■ WHAT THE TASK REQUIRES
Drop the pictures from the entries below, then reproduce the rest exactly.
Start of INPUT DATA
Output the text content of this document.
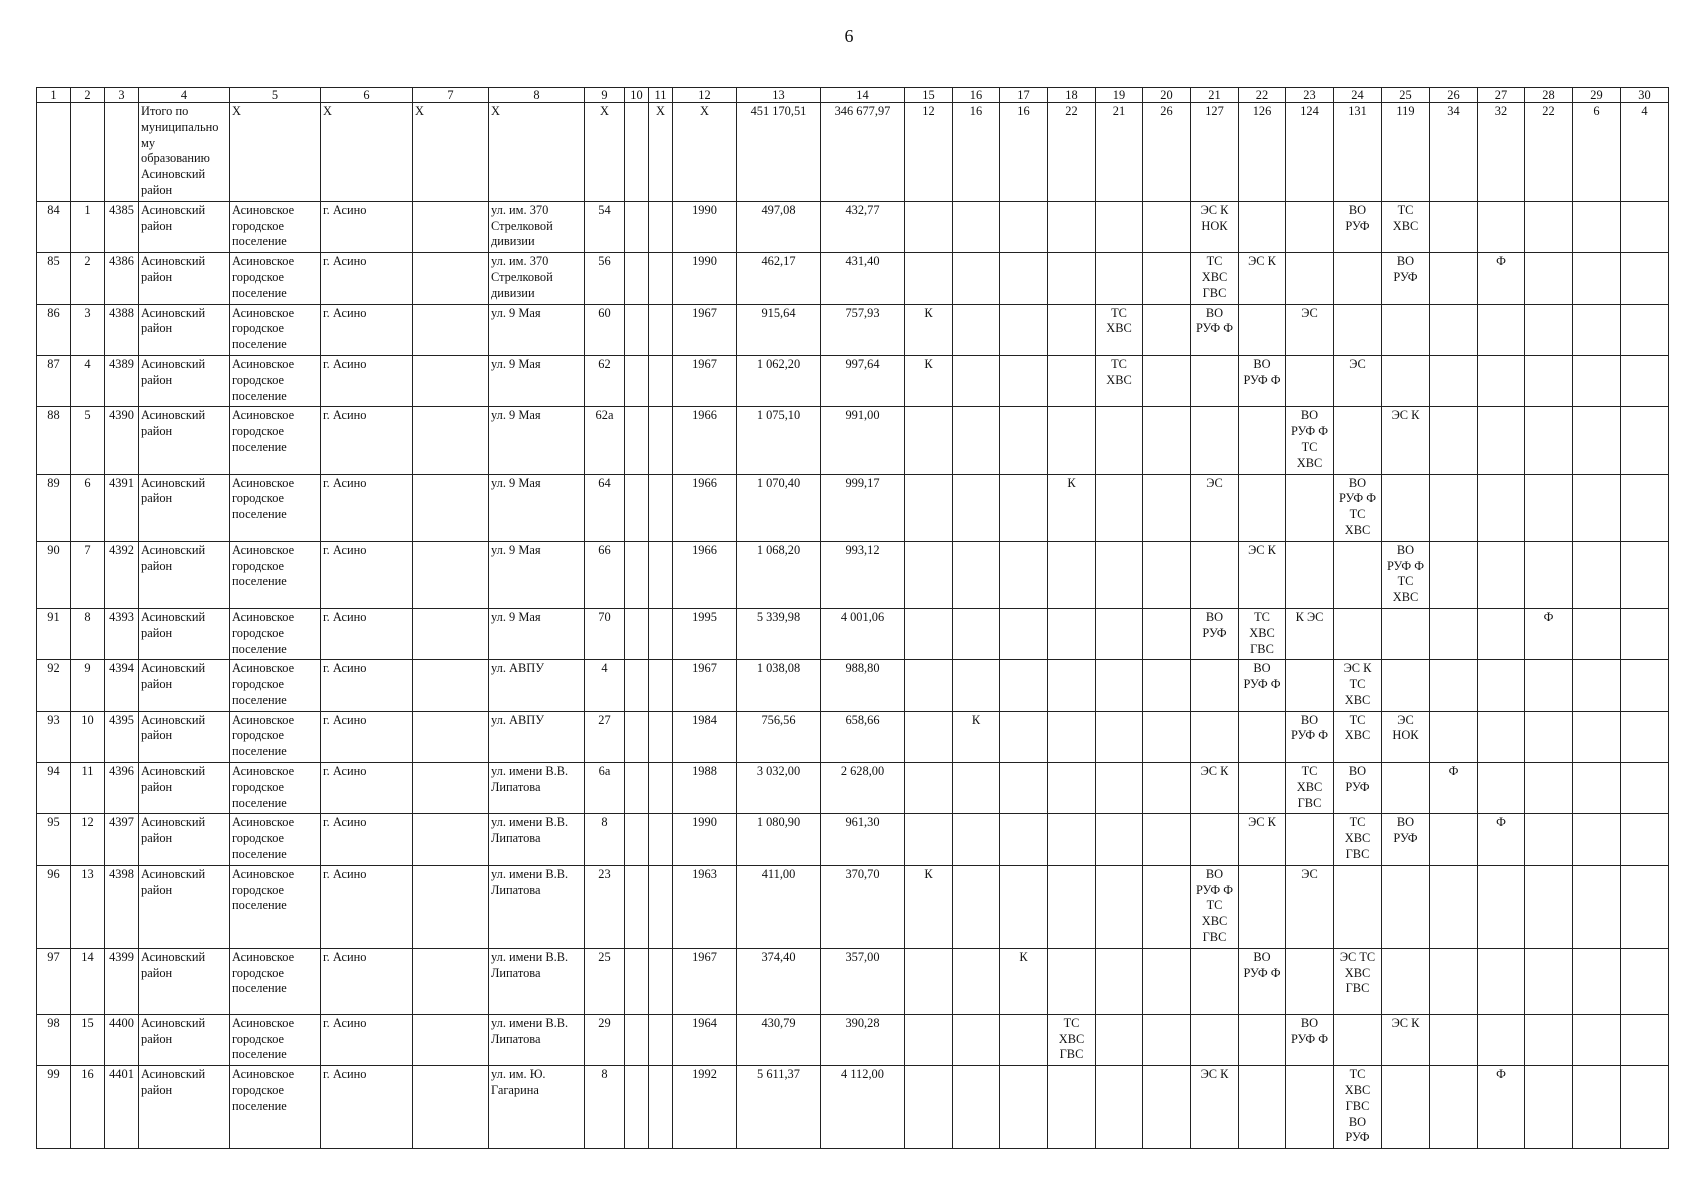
6
1	2	3	4	5	6	7	8	9	10	11	12	13	14	15	16	17	18	19	20	21	22	23	24	25	26	27	28	29	30
			Итого по муниципально му образованию Асиновский район	X	X	X	X	X		X	X	451 170,51	346 677,97	12	16	16	22	21	26	127	126	124	131	119	34	32	22	6	4
84	1	4385	Асиновский район	Асиновское городское поселение	г. Асино		ул. им. 370 Стрелковой дивизии	54			1990	497,08	432,77							ЭС К НОК			ВО РУФ	ТС ХВС					
85	2	4386	Асиновский район	Асиновское городское поселение	г. Асино		ул. им. 370 Стрелковой дивизии	56			1990	462,17	431,40							ТС ХВС ГВС	ЭС К			ВО РУФ		Ф			
86	3	4388	Асиновский район	Асиновское городское поселение	г. Асино		ул. 9 Мая	60			1967	915,64	757,93	К				ТС ХВС		ВО РУФ Ф		ЭС							
87	4	4389	Асиновский район	Асиновское городское поселение	г. Асино		ул. 9 Мая	62			1967	1 062,20	997,64	К				ТС ХВС			ВО РУФ Ф		ЭС						
88	5	4390	Асиновский район	Асиновское городское поселение	г. Асино		ул. 9 Мая	62а			1966	1 075,10	991,00									ВО РУФ Ф ТС ХВС		ЭС К					
89	6	4391	Асиновский район	Асиновское городское поселение	г. Асино		ул. 9 Мая	64			1966	1 070,40	999,17				К			ЭС			ВО РУФ Ф ТС ХВС						
90	7	4392	Асиновский район	Асиновское городское поселение	г. Асино		ул. 9 Мая	66			1966	1 068,20	993,12								ЭС К			ВО РУФ Ф ТС ХВС					
91	8	4393	Асиновский район	Асиновское городское поселение	г. Асино		ул. 9 Мая	70			1995	5 339,98	4 001,06							ВО РУФ	ТС ХВС ГВС	К ЭС					Ф		
92	9	4394	Асиновский район	Асиновское городское поселение	г. Асино		ул. АВПУ	4			1967	1 038,08	988,80								ВО РУФ Ф		ЭС К ТС ХВС						
93	10	4395	Асиновский район	Асиновское городское поселение	г. Асино		ул. АВПУ	27			1984	756,56	658,66		К							ВО РУФ Ф	ТС ХВС	ЭС НОК					
94	11	4396	Асиновский район	Асиновское городское поселение	г. Асино		ул. имени В.В. Липатова	6а			1988	3 032,00	2 628,00							ЭС К		ТС ХВС ГВС	ВО РУФ		Ф				
95	12	4397	Асиновский район	Асиновское городское поселение	г. Асино		ул. имени В.В. Липатова	8			1990	1 080,90	961,30								ЭС К		ТС ХВС ГВС	ВО РУФ		Ф			
96	13	4398	Асиновский район	Асиновское городское поселение	г. Асино		ул. имени В.В. Липатова	23			1963	411,00	370,70	К						ВО РУФ Ф ТС ХВС ГВС		ЭС							
97	14	4399	Асиновский район	Асиновское городское поселение	г. Асино		ул. имени В.В. Липатова	25			1967	374,40	357,00			К					ВО РУФ Ф		ЭС ТС ХВС ГВС						
98	15	4400	Асиновский район	Асиновское городское поселение	г. Асино		ул. имени В.В. Липатова	29			1964	430,79	390,28				ТС ХВС ГВС					ВО РУФ Ф		ЭС К					
99	16	4401	Асиновский район	Асиновское городское поселение	г. Асино		ул. им. Ю. Гагарина	8			1992	5 611,37	4 112,00							ЭС К			ТС ХВС ГВС ВО РУФ			Ф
End of INPUT DATA
■ SOLVED PROBLEM
Output the text content of this document.
6
1	2	3	4	5	6	7	8	9	10	11	12	13	14	15	16	17	18	19	20	21	22	23	24	25	26	27	28	29	30
			Итого по муниципально му образованию Асиновский район	X	X	X	X	X		X	X	451 170,51	346 677,97	12	16	16	22	21	26	127	126	124	131	119	34	32	22	6	4
84	1	4385	Асиновский район	Асиновское городское поселение	г. Асино		ул. им. 370 Стрелковой дивизии	54			1990	497,08	432,77							ЭС К НОК			ВО РУФ	ТС ХВС					
85	2	4386	Асиновский район	Асиновское городское поселение	г. Асино		ул. им. 370 Стрелковой дивизии	56			1990	462,17	431,40							ТС ХВС ГВС	ЭС К			ВО РУФ		Ф			
86	3	4388	Асиновский район	Асиновское городское поселение	г. Асино		ул. 9 Мая	60			1967	915,64	757,93	К				ТС ХВС		ВО РУФ Ф		ЭС							
87	4	4389	Асиновский район	Асиновское городское поселение	г. Асино		ул. 9 Мая	62			1967	1 062,20	997,64	К				ТС ХВС			ВО РУФ Ф		ЭС						
88	5	4390	Асиновский район	Асиновское городское поселение	г. Асино		ул. 9 Мая	62а			1966	1 075,10	991,00									ВО РУФ Ф ТС ХВС		ЭС К					
89	6	4391	Асиновский район	Асиновское городское поселение	г. Асино		ул. 9 Мая	64			1966	1 070,40	999,17				К			ЭС			ВО РУФ Ф ТС ХВС						
90	7	4392	Асиновский район	Асиновское городское поселение	г. Асино		ул. 9 Мая	66			1966	1 068,20	993,12								ЭС К			ВО РУФ Ф ТС ХВС					
91	8	4393	Асиновский район	Асиновское городское поселение	г. Асино		ул. 9 Мая	70			1995	5 339,98	4 001,06							ВО РУФ	ТС ХВС ГВС	К ЭС					Ф		
92	9	4394	Асиновский район	Асиновское городское поселение	г. Асино		ул. АВПУ	4			1967	1 038,08	988,80								ВО РУФ Ф		ЭС К ТС ХВС						
93	10	4395	Асиновский район	Асиновское городское поселение	г. Асино		ул. АВПУ	27			1984	756,56	658,66		К							ВО РУФ Ф	ТС ХВС	ЭС НОК					
94	11	4396	Асиновский район	Асиновское городское поселение	г. Асино		ул. имени В.В. Липатова	6а			1988	3 032,00	2 628,00							ЭС К		ТС ХВС ГВС	ВО РУФ		Ф				
95	12	4397	Асиновский район	Асиновское городское поселение	г. Асино		ул. имени В.В. Липатова	8			1990	1 080,90	961,30								ЭС К		ТС ХВС ГВС	ВО РУФ		Ф			
96	13	4398	Асиновский район	Асиновское городское поселение	г. Асино		ул. имени В.В. Липатова	23			1963	411,00	370,70	К						ВО РУФ Ф ТС ХВС ГВС		ЭС							
97	14	4399	Асиновский район	Асиновское городское поселение	г. Асино		ул. имени В.В. Липатова	25			1967	374,40	357,00			К					ВО РУФ Ф		ЭС ТС ХВС ГВС						
98	15	4400	Асиновский район	Асиновское городское поселение	г. Асино		ул. имени В.В. Липатова	29			1964	430,79	390,28				ТС ХВС ГВС					ВО РУФ Ф		ЭС К					
99	16	4401	Асиновский район	Асиновское городское поселение	г. Асино		ул. им. Ю. Гагарина	8			1992	5 611,37	4 112,00							ЭС К			ТС ХВС ГВС ВО РУФ			Ф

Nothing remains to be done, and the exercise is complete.